### Directions
All of the records below should be output exactly.

Lines of data
--- Start ---

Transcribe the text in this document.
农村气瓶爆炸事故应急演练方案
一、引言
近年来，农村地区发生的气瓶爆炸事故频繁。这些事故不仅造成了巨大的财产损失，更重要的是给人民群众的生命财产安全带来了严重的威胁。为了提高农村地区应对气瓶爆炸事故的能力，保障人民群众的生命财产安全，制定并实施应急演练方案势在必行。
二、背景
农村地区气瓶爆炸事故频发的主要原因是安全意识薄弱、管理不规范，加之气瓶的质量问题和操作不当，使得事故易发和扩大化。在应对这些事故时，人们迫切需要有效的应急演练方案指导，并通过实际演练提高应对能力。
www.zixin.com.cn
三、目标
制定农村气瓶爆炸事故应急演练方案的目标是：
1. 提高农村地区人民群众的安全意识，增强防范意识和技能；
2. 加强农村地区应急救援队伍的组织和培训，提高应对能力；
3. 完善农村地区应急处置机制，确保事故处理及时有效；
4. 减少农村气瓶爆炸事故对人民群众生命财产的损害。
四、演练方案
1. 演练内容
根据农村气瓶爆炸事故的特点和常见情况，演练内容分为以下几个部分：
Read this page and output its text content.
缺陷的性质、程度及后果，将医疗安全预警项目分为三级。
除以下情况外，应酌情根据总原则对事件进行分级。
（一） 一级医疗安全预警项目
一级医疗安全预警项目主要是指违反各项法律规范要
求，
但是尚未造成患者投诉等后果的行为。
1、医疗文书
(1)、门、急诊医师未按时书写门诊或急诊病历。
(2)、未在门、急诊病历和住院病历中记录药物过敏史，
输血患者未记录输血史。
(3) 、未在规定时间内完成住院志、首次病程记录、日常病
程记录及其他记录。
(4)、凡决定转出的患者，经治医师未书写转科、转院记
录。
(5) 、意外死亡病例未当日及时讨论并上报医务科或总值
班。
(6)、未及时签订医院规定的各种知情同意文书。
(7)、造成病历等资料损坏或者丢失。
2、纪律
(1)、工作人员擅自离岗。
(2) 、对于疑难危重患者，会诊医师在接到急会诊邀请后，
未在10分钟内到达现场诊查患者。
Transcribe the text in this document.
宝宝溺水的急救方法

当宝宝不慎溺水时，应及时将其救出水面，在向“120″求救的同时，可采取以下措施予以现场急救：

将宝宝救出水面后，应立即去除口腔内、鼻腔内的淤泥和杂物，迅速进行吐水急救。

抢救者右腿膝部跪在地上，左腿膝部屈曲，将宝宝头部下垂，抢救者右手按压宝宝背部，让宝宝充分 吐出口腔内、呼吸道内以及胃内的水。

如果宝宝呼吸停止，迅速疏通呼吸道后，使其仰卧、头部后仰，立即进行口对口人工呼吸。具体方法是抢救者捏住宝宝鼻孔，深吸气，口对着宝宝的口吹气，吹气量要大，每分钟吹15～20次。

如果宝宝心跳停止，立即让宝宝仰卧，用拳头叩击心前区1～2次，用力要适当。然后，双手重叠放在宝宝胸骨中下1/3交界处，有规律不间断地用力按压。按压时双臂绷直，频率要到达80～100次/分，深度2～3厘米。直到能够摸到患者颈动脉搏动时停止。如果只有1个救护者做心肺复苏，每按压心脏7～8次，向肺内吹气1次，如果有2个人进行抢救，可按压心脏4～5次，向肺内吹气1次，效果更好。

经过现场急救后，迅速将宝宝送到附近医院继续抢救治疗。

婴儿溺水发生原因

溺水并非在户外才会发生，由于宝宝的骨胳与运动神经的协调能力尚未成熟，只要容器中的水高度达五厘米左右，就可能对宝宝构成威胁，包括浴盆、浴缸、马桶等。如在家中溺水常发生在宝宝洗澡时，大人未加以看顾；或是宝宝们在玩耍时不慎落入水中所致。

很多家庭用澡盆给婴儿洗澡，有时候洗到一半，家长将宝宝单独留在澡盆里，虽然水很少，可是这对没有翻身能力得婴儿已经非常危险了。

--- End ---

### Solved exercise
Transcribe the text in this document.
农村气瓶爆炸事故应急演练方案
一、引言
近年来，农村地区发生的气瓶爆炸事故频繁。这些事故不仅造成了巨大的财产损失，更重要的是给人民群众的生命财产安全带来了严重的威胁。为了提高农村地区应对气瓶爆炸事故的能力，保障人民群众的生命财产安全，制定并实施应急演练方案势在必行。
二、背景
农村地区气瓶爆炸事故频发的主要原因是安全意识薄弱、管理不规范，加之气瓶的质量问题和操作不当，使得事故易发和扩大化。在应对这些事故时，人们迫切需要有效的应急演练方案指导，并通过实际演练提高应对能力。
www.zixin.com.cn
三、目标
制定农村气瓶爆炸事故应急演练方案的目标是：
1. 提高农村地区人民群众的安全意识，增强防范意识和技能；
2. 加强农村地区应急救援队伍的组织和培训，提高应对能力；
3. 完善农村地区应急处置机制，确保事故处理及时有效；
4. 减少农村气瓶爆炸事故对人民群众生命财产的损害。
四、演练方案
1. 演练内容
根据农村气瓶爆炸事故的特点和常见情况，演练内容分为以下几个部分：
Read this page and output its text content.
缺陷的性质、程度及后果，将医疗安全预警项目分为三级。
除以下情况外，应酌情根据总原则对事件进行分级。
（一） 一级医疗安全预警项目
一级医疗安全预警项目主要是指违反各项法律规范要
求，
但是尚未造成患者投诉等后果的行为。
1、医疗文书
(1)、门、急诊医师未按时书写门诊或急诊病历。
(2)、未在门、急诊病历和住院病历中记录药物过敏史，
输血患者未记录输血史。
(3) 、未在规定时间内完成住院志、首次病程记录、日常病
程记录及其他记录。
(4)、凡决定转出的患者，经治医师未书写转科、转院记
录。
(5) 、意外死亡病例未当日及时讨论并上报医务科或总值
班。
(6)、未及时签订医院规定的各种知情同意文书。
(7)、造成病历等资料损坏或者丢失。
2、纪律
(1)、工作人员擅自离岗。
(2) 、对于疑难危重患者，会诊医师在接到急会诊邀请后，
未在10分钟内到达现场诊查患者。
Transcribe the text in this document.
宝宝溺水的急救方法

当宝宝不慎溺水时，应及时将其救出水面，在向“120″求救的同时，可采取以下措施予以现场急救：

将宝宝救出水面后，应立即去除口腔内、鼻腔内的淤泥和杂物，迅速进行吐水急救。

抢救者右腿膝部跪在地上，左腿膝部屈曲，将宝宝头部下垂，抢救者右手按压宝宝背部，让宝宝充分 吐出口腔内、呼吸道内以及胃内的水。

如果宝宝呼吸停止，迅速疏通呼吸道后，使其仰卧、头部后仰，立即进行口对口人工呼吸。具体方法是抢救者捏住宝宝鼻孔，深吸气，口对着宝宝的口吹气，吹气量要大，每分钟吹15～20次。

如果宝宝心跳停止，立即让宝宝仰卧，用拳头叩击心前区1～2次，用力要适当。然后，双手重叠放在宝宝胸骨中下1/3交界处，有规律不间断地用力按压。按压时双臂绷直，频率要到达80～100次/分，深度2～3厘米。直到能够摸到患者颈动脉搏动时停止。如果只有1个救护者做心肺复苏，每按压心脏7～8次，向肺内吹气1次，如果有2个人进行抢救，可按压心脏4～5次，向肺内吹气1次，效果更好。

经过现场急救后，迅速将宝宝送到附近医院继续抢救治疗。

婴儿溺水发生原因

溺水并非在户外才会发生，由于宝宝的骨胳与运动神经的协调能力尚未成熟，只要容器中的水高度达五厘米左右，就可能对宝宝构成威胁，包括浴盆、浴缸、马桶等。如在家中溺水常发生在宝宝洗澡时，大人未加以看顾；或是宝宝们在玩耍时不慎落入水中所致。

很多家庭用澡盆给婴儿洗澡，有时候洗到一半，家长将宝宝单独留在澡盆里，虽然水很少，可是这对没有翻身能力得婴儿已经非常危险了。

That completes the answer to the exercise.